§ DIRECTION A
Restate the SPAC guide from "Part 2) Public" up to and including "not be disclosed.", swapping "IPO" for "initial public offering".

§ ARTICLE
>> begin

Although SPAC’s have been around for quite some time, their popularity has been significant in recent years. According to SpacInsider.com , there were 248 SPAC’s created in 2020 raising over $83 billion dollars, and 605 SPAC’s created in 2021 raising over $161 billion. As a reference, a decade ago there were only seven SPACs created in 2010. See the data below for further details.
Special purpose acquisition companies can be a bit complicated if you’ve never been formally introduced to them. Our guide focuses on breaking them down into the simple categories below step by step.
- SPAC Timeline Process
- How Does a SPAC Work?
- The Formation Process
- The Funding Process
- The SPAC IPO
- The Merger Process
- Investor Voting
- De-SPAC or Dissolve
Standard SPAC Timeline Process
How Does a SPAC Work?
SPAC’s have become the preferred way for investors and sponsors to take companies public. They raise capital through an IPO in order to acquire an existing company. Before this is done, there is a formal formation and funding process that takes place.
Formation and Funding (Stage 1)
The Formation Process
SPACs are generally formed by seasoned investors and managers who have previous experience with IPO’s and bringing private companies to the public. The founders and investors function as the management team, and are also known as “sponsors”.
They will outline a minimum of one acquisition in mind in a specific niche and come up with the timeline. The timeline represents the time to complete an official merger. It can take anywhere from 12 months up to 36 months. However, most SPAC’s tend to have a hard timeline of 24 months.
The Funding Process
Once the management formation is in place there is a funding process. The funding process is usually split up between founder shares and public shareholders. Founder shares and public shares will have very similar voting rights. The main difference is that founder shares have the authority to elect managing directors of the SPAC.
Part 1) Founder shares
During first part of the funding process the sponsors will put up a nominal amount of capital and typically represent 15-20% interest in the SPAC. In return, they will received “founder shares”.
Part 2) Public Shares
The remaining portion of the funding is held in public shares ~80-85% through “units”. The units are offered in an IPO of that SPAC’s shares and usually price at $10 per share. The main difference between the public shares and the founder shares is that the public shares, or “units” are partly common stock and partly warrants.
Once the formation and the first part of the funding process is complete, the IPO will be launched. However, the identity of the target company the sponsors plan on acquiring will not be disclosed.
Since IPO investors have no clue what company they will be investing in, a SPAC is often-times referred to as a “blank check company“. In general, a SPAC’s only assets are the monies raised through the IPO.
The SPAC IPO (Stage 2)
Generally, 85% of the funds raised through a SPAC IPO are placed in an interest-bearing trust account that can be used at a later date for the merger or acquisition stage. Once the funds are placed in the trust account, the SPAC has 12-24 months (target date) to complete a merger or acquisition for their target company.
This process is referred to as “de-SPACing”.
If the SPAC fails to complete a merger or acquisition within the set target date, the SPAC will dissolve the funds back to the sponsors and public shareholders. SPAC sponsors can extend the target date of the SPAC by adding contributions to the trust account to incentivize shareholders to vote for an extension.
The Merger Process (Stage 3 and 4 )
Once the IPO process has been carried out, the investors and sponsors of the SPAC will present the public shareholders with their merger and acquisitions plans. This would be considered stage four from the SPAC timeline process. In this stage, the investors will disclose the company they plan to acquire and present their due diligence and financial analysis.
Some of the information that will be disclosed to investors in this stage includes:
- Complete audited financial statements (dating back a minimum of 5 years)

>> end

§ DIRECTION B
Put the lines of the listing below, from its first line up to and including the line with "bear-candle-body (538, 209, 541, 221)", into a Markdown table with the columns Row and Line. Leave out blank lines.

§ ITEMS

>> begin

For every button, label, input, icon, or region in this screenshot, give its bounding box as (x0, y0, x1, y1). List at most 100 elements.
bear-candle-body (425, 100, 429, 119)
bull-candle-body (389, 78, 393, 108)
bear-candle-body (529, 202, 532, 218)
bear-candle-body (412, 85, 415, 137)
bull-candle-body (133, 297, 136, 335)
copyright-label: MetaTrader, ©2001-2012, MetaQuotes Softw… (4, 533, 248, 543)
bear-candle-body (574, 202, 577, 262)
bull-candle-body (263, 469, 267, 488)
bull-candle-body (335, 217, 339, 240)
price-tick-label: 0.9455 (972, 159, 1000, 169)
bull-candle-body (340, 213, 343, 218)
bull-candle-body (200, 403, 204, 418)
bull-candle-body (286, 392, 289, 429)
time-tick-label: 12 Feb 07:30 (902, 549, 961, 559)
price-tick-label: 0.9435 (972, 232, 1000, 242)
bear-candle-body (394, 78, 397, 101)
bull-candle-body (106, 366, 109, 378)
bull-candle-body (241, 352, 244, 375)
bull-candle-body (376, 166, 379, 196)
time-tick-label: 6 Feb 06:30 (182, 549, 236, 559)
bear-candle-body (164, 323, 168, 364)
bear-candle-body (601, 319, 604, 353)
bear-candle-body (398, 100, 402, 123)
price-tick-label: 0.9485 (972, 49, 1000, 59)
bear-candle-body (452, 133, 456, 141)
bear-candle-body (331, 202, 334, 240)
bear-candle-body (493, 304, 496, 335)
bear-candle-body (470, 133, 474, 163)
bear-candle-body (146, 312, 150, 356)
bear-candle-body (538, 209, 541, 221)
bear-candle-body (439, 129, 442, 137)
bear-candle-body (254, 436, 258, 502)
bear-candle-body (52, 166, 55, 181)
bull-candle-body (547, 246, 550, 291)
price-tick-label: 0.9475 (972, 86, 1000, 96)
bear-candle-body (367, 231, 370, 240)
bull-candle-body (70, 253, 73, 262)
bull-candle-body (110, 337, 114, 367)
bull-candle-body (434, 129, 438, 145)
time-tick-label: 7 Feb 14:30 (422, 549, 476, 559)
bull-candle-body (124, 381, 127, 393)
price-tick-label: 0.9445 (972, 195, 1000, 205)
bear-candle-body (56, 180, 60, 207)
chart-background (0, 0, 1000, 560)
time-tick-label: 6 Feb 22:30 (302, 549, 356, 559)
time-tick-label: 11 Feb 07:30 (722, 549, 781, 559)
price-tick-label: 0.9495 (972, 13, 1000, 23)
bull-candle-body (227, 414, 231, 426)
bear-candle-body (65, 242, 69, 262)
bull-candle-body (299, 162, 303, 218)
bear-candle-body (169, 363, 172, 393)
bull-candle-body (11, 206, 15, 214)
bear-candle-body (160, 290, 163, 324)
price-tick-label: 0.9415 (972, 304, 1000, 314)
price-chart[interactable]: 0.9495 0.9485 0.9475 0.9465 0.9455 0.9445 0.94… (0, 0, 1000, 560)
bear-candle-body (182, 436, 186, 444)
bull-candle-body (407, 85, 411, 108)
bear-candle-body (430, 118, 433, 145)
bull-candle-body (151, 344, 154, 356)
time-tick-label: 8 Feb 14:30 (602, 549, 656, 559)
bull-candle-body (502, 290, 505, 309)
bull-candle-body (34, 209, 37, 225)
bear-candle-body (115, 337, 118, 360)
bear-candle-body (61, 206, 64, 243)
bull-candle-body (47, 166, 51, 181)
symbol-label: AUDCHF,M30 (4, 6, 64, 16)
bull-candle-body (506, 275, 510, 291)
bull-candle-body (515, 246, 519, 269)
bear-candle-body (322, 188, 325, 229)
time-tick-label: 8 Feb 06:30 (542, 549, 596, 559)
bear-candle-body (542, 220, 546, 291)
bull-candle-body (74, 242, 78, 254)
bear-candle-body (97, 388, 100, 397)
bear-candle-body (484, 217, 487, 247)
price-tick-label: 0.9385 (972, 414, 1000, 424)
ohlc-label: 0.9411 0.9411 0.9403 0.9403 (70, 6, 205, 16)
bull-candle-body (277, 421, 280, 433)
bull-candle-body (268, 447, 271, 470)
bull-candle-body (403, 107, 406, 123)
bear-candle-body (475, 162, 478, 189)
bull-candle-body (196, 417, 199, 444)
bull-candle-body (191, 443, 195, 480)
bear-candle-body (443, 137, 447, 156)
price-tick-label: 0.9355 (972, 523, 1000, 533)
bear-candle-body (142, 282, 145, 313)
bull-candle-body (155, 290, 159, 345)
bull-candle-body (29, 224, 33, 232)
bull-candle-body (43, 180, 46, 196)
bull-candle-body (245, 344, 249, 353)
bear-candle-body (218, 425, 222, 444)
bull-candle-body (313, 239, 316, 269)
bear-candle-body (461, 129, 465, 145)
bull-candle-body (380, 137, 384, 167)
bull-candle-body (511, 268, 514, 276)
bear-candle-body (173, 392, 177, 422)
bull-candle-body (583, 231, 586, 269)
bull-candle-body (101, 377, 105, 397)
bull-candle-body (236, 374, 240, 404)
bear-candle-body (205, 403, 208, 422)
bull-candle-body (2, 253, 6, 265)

>> end

§ EXERCISE RESULT A
Part 2) Public Shares
The remaining portion of the funding is held in public shares ~80-85% through “units”. The units are offered in an initial public offering of that SPAC’s shares and usually price at $10 per share. The main difference between the public shares and the founder shares is that the public shares, or “units” are partly common stock and partly warrants.
Once the formation and the first part of the funding process is complete, the initial public offering will be launched. However, the identity of the target company the sponsors plan on acquiring will not be disclosed.

§ EXERCISE RESULT B
| Row | Line |
|---|---|
| 1 | For every button, label, input, icon, or region in this screenshot, give its bounding box as (x0, y0, x1, y1). List at most 100 elements. |
| 2 | bear-candle-body (425, 100, 429, 119) |
| 3 | bull-candle-body (389, 78, 393, 108) |
| 4 | bear-candle-body (529, 202, 532, 218) |
| 5 | bear-candle-body (412, 85, 415, 137) |
| 6 | bull-candle-body (133, 297, 136, 335) |
| 7 | copyright-label: MetaTrader, ©2001-2012, MetaQuotes Softw… (4, 533, 248, 543) |
| 8 | bear-candle-body (574, 202, 577, 262) |
| 9 | bull-candle-body (263, 469, 267, 488) |
| 10 | bull-candle-body (335, 217, 339, 240) |
| 11 | price-tick-label: 0.9455 (972, 159, 1000, 169) |
| 12 | bull-candle-body (340, 213, 343, 218) |
| 13 | bull-candle-body (200, 403, 204, 418) |
| 14 | bull-candle-body (286, 392, 289, 429) |
| 15 | time-tick-label: 12 Feb 07:30 (902, 549, 961, 559) |
| 16 | price-tick-label: 0.9435 (972, 232, 1000, 242) |
| 17 | bear-candle-body (394, 78, 397, 101) |
| 18 | bull-candle-body (106, 366, 109, 378) |
| 19 | bull-candle-body (241, 352, 244, 375) |
| 20 | bull-candle-body (376, 166, 379, 196) |
| 21 | time-tick-label: 6 Feb 06:30 (182, 549, 236, 559) |
| 22 | bear-candle-body (164, 323, 168, 364) |
| 23 | bear-candle-body (601, 319, 604, 353) |
| 24 | bear-candle-body (398, 100, 402, 123) |
| 25 | price-tick-label: 0.9485 (972, 49, 1000, 59) |
| 26 | bear-candle-body (452, 133, 456, 141) |
| 27 | bear-candle-body (331, 202, 334, 240) |
| 28 | bear-candle-body (493, 304, 496, 335) |
| 29 | bear-candle-body (470, 133, 474, 163) |
| 30 | bear-candle-body (146, 312, 150, 356) |
| 31 | bear-candle-body (538, 209, 541, 221) |